Stored records

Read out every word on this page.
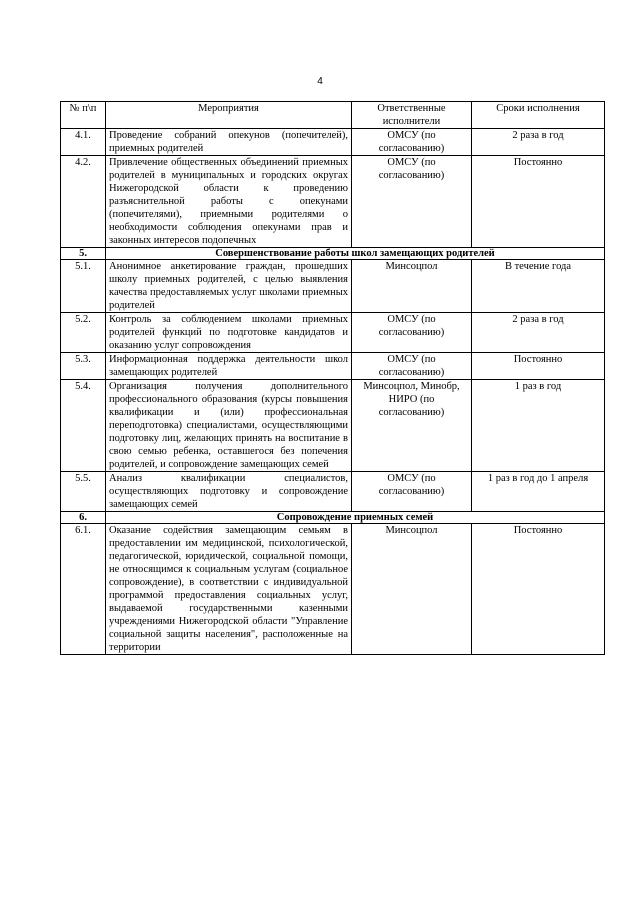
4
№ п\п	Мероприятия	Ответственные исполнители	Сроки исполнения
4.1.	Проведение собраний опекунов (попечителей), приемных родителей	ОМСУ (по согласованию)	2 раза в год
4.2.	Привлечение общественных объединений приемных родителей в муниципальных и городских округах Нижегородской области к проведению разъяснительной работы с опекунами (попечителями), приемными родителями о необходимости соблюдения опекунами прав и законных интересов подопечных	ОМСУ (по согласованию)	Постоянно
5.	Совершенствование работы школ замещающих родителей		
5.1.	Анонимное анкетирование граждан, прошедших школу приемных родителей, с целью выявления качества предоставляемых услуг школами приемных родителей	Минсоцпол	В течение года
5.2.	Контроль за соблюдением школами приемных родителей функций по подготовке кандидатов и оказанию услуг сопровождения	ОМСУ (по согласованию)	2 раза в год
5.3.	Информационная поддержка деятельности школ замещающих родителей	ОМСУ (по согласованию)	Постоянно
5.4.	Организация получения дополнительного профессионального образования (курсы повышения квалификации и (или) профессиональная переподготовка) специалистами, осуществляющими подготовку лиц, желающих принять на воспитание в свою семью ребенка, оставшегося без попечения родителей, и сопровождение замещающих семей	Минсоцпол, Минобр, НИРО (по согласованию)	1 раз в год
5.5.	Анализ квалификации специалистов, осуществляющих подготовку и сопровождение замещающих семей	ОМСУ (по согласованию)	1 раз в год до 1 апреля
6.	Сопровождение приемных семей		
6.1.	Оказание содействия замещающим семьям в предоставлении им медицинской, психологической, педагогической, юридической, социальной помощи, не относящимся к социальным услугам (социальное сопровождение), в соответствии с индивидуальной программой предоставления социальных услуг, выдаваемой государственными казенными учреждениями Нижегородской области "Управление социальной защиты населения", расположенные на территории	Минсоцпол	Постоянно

Work to do
Every entry above needs to be retyped exactly; drop the pictures.

Solution for this problem
Read out every word on this page.
4
№ п\п	Мероприятия	Ответственные исполнители	Сроки исполнения
4.1.	Проведение собраний опекунов (попечителей), приемных родителей	ОМСУ (по согласованию)	2 раза в год
4.2.	Привлечение общественных объединений приемных родителей в муниципальных и городских округах Нижегородской области к проведению разъяснительной работы с опекунами (попечителями), приемными родителями о необходимости соблюдения опекунами прав и законных интересов подопечных	ОМСУ (по согласованию)	Постоянно
5.	Совершенствование работы школ замещающих родителей		
5.1.	Анонимное анкетирование граждан, прошедших школу приемных родителей, с целью выявления качества предоставляемых услуг школами приемных родителей	Минсоцпол	В течение года
5.2.	Контроль за соблюдением школами приемных родителей функций по подготовке кандидатов и оказанию услуг сопровождения	ОМСУ (по согласованию)	2 раза в год
5.3.	Информационная поддержка деятельности школ замещающих родителей	ОМСУ (по согласованию)	Постоянно
5.4.	Организация получения дополнительного профессионального образования (курсы повышения квалификации и (или) профессиональная переподготовка) специалистами, осуществляющими подготовку лиц, желающих принять на воспитание в свою семью ребенка, оставшегося без попечения родителей, и сопровождение замещающих семей	Минсоцпол, Минобр, НИРО (по согласованию)	1 раз в год
5.5.	Анализ квалификации специалистов, осуществляющих подготовку и сопровождение замещающих семей	ОМСУ (по согласованию)	1 раз в год до 1 апреля
6.	Сопровождение приемных семей		
6.1.	Оказание содействия замещающим семьям в предоставлении им медицинской, психологической, педагогической, юридической, социальной помощи, не относящимся к социальным услугам (социальное сопровождение), в соответствии с индивидуальной программой предоставления социальных услуг, выдаваемой государственными казенными учреждениями Нижегородской области "Управление социальной защиты населения", расположенные на территории	Минсоцпол	Постоянно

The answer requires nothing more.